Dataset records:
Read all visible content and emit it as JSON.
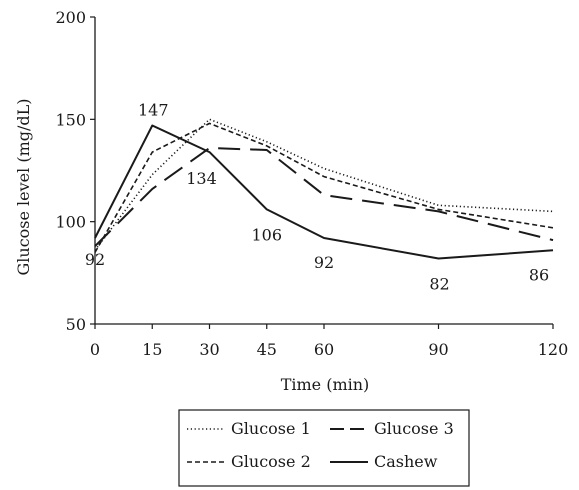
{
  "chart_data": {
    "type": "line",
    "title": "",
    "xlabel": "Time (min)",
    "ylabel": "Glucose level (mg/dL)",
    "x": [
      0,
      15,
      30,
      45,
      60,
      90,
      120
    ],
    "xlim": [
      0,
      120
    ],
    "ylim": [
      50,
      200
    ],
    "xticks": [
      "0",
      "15",
      "30",
      "45",
      "60",
      "90",
      "120"
    ],
    "yticks": [
      "50",
      "100",
      "150",
      "200"
    ],
    "grid": false,
    "legend_position": "bottom",
    "series": [
      {
        "name": "Glucose 1",
        "style": "dotted",
        "values": [
          86,
          123,
          150,
          139,
          126,
          108,
          105
        ]
      },
      {
        "name": "Glucose 2",
        "style": "dashed",
        "values": [
          85,
          134,
          148,
          137,
          122,
          106,
          97
        ]
      },
      {
        "name": "Glucose 3",
        "style": "long-dashed",
        "values": [
          88,
          116,
          136,
          135,
          113,
          105,
          91
        ]
      },
      {
        "name": "Cashew",
        "style": "solid",
        "values": [
          92,
          147,
          134,
          106,
          92,
          82,
          86
        ]
      }
    ],
    "data_labels": [
      "92",
      "147",
      "134",
      "106",
      "92",
      "82",
      "86"
    ],
    "line_color": "#1a1a1a"
  }
}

Prompt: Quote all the lines above exactly as given. Do not include the pictures.

The response:
Read all visible content and emit it as JSON.
{
  "chart_data": {
    "type": "line",
    "title": "",
    "xlabel": "Time (min)",
    "ylabel": "Glucose level (mg/dL)",
    "x": [
      0,
      15,
      30,
      45,
      60,
      90,
      120
    ],
    "xlim": [
      0,
      120
    ],
    "ylim": [
      50,
      200
    ],
    "xticks": [
      "0",
      "15",
      "30",
      "45",
      "60",
      "90",
      "120"
    ],
    "yticks": [
      "50",
      "100",
      "150",
      "200"
    ],
    "grid": false,
    "legend_position": "bottom",
    "series": [
      {
        "name": "Glucose 1",
        "style": "dotted",
        "values": [
          86,
          123,
          150,
          139,
          126,
          108,
          105
        ]
      },
      {
        "name": "Glucose 2",
        "style": "dashed",
        "values": [
          85,
          134,
          148,
          137,
          122,
          106,
          97
        ]
      },
      {
        "name": "Glucose 3",
        "style": "long-dashed",
        "values": [
          88,
          116,
          136,
          135,
          113,
          105,
          91
        ]
      },
      {
        "name": "Cashew",
        "style": "solid",
        "values": [
          92,
          147,
          134,
          106,
          92,
          82,
          86
        ]
      }
    ],
    "data_labels": [
      "92",
      "147",
      "134",
      "106",
      "92",
      "82",
      "86"
    ],
    "line_color": "#1a1a1a"
  }
}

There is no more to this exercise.